▸ How to complete this task: In the entries below, find each line bearing the string "weight" and copy it.

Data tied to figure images
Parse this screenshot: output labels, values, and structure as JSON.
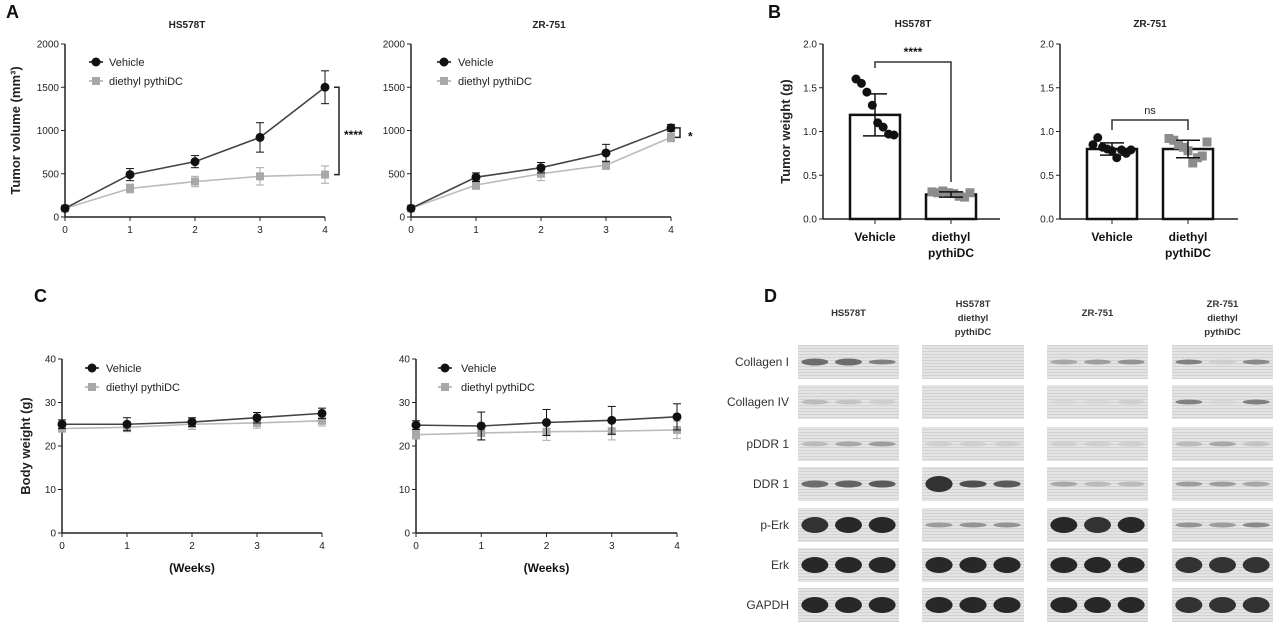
{
  "panels": {
    "a": "A",
    "b": "B",
    "c": "C",
    "d": "D"
  },
  "colors": {
    "vehicle": "#111111",
    "diethyl_pythiDC": "#a8a8a8",
    "bar_points_treated": "#8c8c8c"
  },
  "chart_data": [
    {
      "type": "line",
      "panel": "A",
      "title": "HS578T",
      "xlabel": "",
      "ylabel": "Tumor volume (mm³)",
      "x": [
        0,
        1,
        2,
        3,
        4
      ],
      "xticks": [
        "0",
        "1",
        "2",
        "3",
        "4"
      ],
      "yticks": [
        "0",
        "500",
        "1000",
        "1500",
        "2000"
      ],
      "ylim": [
        0,
        2000
      ],
      "grid": false,
      "legend": "top-left",
      "series": [
        {
          "name": "Vehicle",
          "marker": "circle",
          "values": [
            100,
            490,
            640,
            920,
            1500
          ],
          "error": [
            0,
            70,
            70,
            170,
            190
          ]
        },
        {
          "name": "diethyl pythiDC",
          "marker": "square",
          "values": [
            100,
            330,
            410,
            470,
            490
          ],
          "error": [
            0,
            50,
            60,
            100,
            100
          ]
        }
      ],
      "significance": "****"
    },
    {
      "type": "line",
      "panel": "A",
      "title": "ZR-751",
      "xlabel": "",
      "ylabel": "",
      "x": [
        0,
        1,
        2,
        3,
        4
      ],
      "xticks": [
        "0",
        "1",
        "2",
        "3",
        "4"
      ],
      "yticks": [
        "0",
        "500",
        "1000",
        "1500",
        "2000"
      ],
      "ylim": [
        0,
        2000
      ],
      "grid": false,
      "legend": "top-left",
      "series": [
        {
          "name": "Vehicle",
          "marker": "circle",
          "values": [
            100,
            460,
            570,
            740,
            1030
          ],
          "error": [
            0,
            50,
            60,
            100,
            40
          ]
        },
        {
          "name": "diethyl pythiDC",
          "marker": "square",
          "values": [
            100,
            370,
            500,
            600,
            920
          ],
          "error": [
            0,
            50,
            80,
            50,
            50
          ]
        }
      ],
      "significance": "*"
    },
    {
      "type": "bar",
      "panel": "B",
      "title": "HS578T",
      "ylabel": "Tumor weight (g)",
      "categories": [
        [
          "Vehicle"
        ],
        [
          "diethyl",
          "pythiDC"
        ]
      ],
      "yticks": [
        "0.0",
        "0.5",
        "1.0",
        "1.5",
        "2.0"
      ],
      "ylim": [
        0,
        2
      ],
      "grid": false,
      "values": [
        1.19,
        0.28
      ],
      "error": [
        0.24,
        0.03
      ],
      "points": [
        [
          1.6,
          1.55,
          1.45,
          1.3,
          1.1,
          1.05,
          0.97,
          0.96
        ],
        [
          0.31,
          0.3,
          0.32,
          0.3,
          0.29,
          0.26,
          0.25,
          0.3
        ]
      ],
      "significance": "****"
    },
    {
      "type": "bar",
      "panel": "B",
      "title": "ZR-751",
      "ylabel": "",
      "categories": [
        [
          "Vehicle"
        ],
        [
          "diethyl",
          "pythiDC"
        ]
      ],
      "yticks": [
        "0.0",
        "0.5",
        "1.0",
        "1.5",
        "2.0"
      ],
      "ylim": [
        0,
        2
      ],
      "grid": false,
      "values": [
        0.8,
        0.8
      ],
      "error": [
        0.07,
        0.1
      ],
      "points": [
        [
          0.85,
          0.93,
          0.82,
          0.8,
          0.78,
          0.7,
          0.79,
          0.75,
          0.79
        ],
        [
          0.92,
          0.9,
          0.85,
          0.82,
          0.78,
          0.64,
          0.7,
          0.72,
          0.88
        ]
      ],
      "significance": "ns"
    },
    {
      "type": "line",
      "panel": "C",
      "title": "",
      "xlabel": "(Weeks)",
      "ylabel": "Body weight (g)",
      "x": [
        0,
        1,
        2,
        3,
        4
      ],
      "xticks": [
        "0",
        "1",
        "2",
        "3",
        "4"
      ],
      "yticks": [
        "0",
        "10",
        "20",
        "30",
        "40"
      ],
      "ylim": [
        0,
        40
      ],
      "grid": false,
      "legend": "top-left",
      "series": [
        {
          "name": "Vehicle",
          "marker": "circle",
          "values": [
            25,
            25,
            25.5,
            26.5,
            27.5
          ],
          "error": [
            1,
            1.5,
            1,
            1.2,
            1.2
          ]
        },
        {
          "name": "diethyl pythiDC",
          "marker": "square",
          "values": [
            24,
            24.3,
            25,
            25.3,
            25.8
          ],
          "error": [
            0.8,
            1,
            1.2,
            1.2,
            1.2
          ]
        }
      ]
    },
    {
      "type": "line",
      "panel": "C",
      "title": "",
      "xlabel": "(Weeks)",
      "ylabel": "",
      "x": [
        0,
        1,
        2,
        3,
        4
      ],
      "xticks": [
        "0",
        "1",
        "2",
        "3",
        "4"
      ],
      "yticks": [
        "0",
        "10",
        "20",
        "30",
        "40"
      ],
      "ylim": [
        0,
        40
      ],
      "grid": false,
      "legend": "top-left",
      "series": [
        {
          "name": "Vehicle",
          "marker": "circle",
          "values": [
            24.8,
            24.6,
            25.4,
            25.9,
            26.7
          ],
          "error": [
            1,
            3.2,
            3,
            3.2,
            3
          ]
        },
        {
          "name": "diethyl pythiDC",
          "marker": "square",
          "values": [
            22.6,
            23,
            23.3,
            23.4,
            23.7
          ],
          "error": [
            1,
            1.6,
            2,
            2,
            2
          ]
        }
      ]
    }
  ],
  "western_blot": {
    "groups": [
      [
        "HS578T"
      ],
      [
        "HS578T",
        "diethyl",
        "pythiDC"
      ],
      [
        "ZR-751"
      ],
      [
        "ZR-751",
        "diethyl",
        "pythiDC"
      ]
    ],
    "rows": [
      {
        "label": "Collagen I",
        "intensity": [
          [
            0.6,
            0.6,
            0.5
          ],
          [
            0,
            0,
            0
          ],
          [
            0.3,
            0.35,
            0.4
          ],
          [
            0.5,
            0.1,
            0.45
          ]
        ]
      },
      {
        "label": "Collagen IV",
        "intensity": [
          [
            0.2,
            0.15,
            0.1
          ],
          [
            0,
            0,
            0
          ],
          [
            0.05,
            0.05,
            0.1
          ],
          [
            0.5,
            0.05,
            0.5
          ]
        ]
      },
      {
        "label": "pDDR 1",
        "intensity": [
          [
            0.2,
            0.3,
            0.35
          ],
          [
            0.1,
            0.1,
            0.1
          ],
          [
            0.1,
            0.1,
            0.1
          ],
          [
            0.2,
            0.3,
            0.15
          ]
        ]
      },
      {
        "label": "DDR 1",
        "intensity": [
          [
            0.6,
            0.65,
            0.7
          ],
          [
            0.9,
            0.75,
            0.7
          ],
          [
            0.3,
            0.2,
            0.2
          ],
          [
            0.35,
            0.35,
            0.3
          ]
        ]
      },
      {
        "label": "p-Erk",
        "intensity": [
          [
            0.9,
            0.95,
            0.95
          ],
          [
            0.35,
            0.4,
            0.4
          ],
          [
            0.95,
            0.9,
            0.95
          ],
          [
            0.4,
            0.35,
            0.45
          ]
        ]
      },
      {
        "label": "Erk",
        "intensity": [
          [
            0.95,
            0.95,
            0.95
          ],
          [
            0.95,
            0.95,
            0.95
          ],
          [
            0.95,
            0.95,
            0.95
          ],
          [
            0.9,
            0.9,
            0.9
          ]
        ]
      },
      {
        "label": "GAPDH",
        "intensity": [
          [
            0.95,
            0.95,
            0.95
          ],
          [
            0.95,
            0.95,
            0.95
          ],
          [
            0.95,
            0.95,
            0.95
          ],
          [
            0.9,
            0.9,
            0.9
          ]
        ]
      }
    ]
  }
}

▸ Completed task:
      "ylabel": "Tumor weight (g)",
      "ylabel": "Body weight (g)",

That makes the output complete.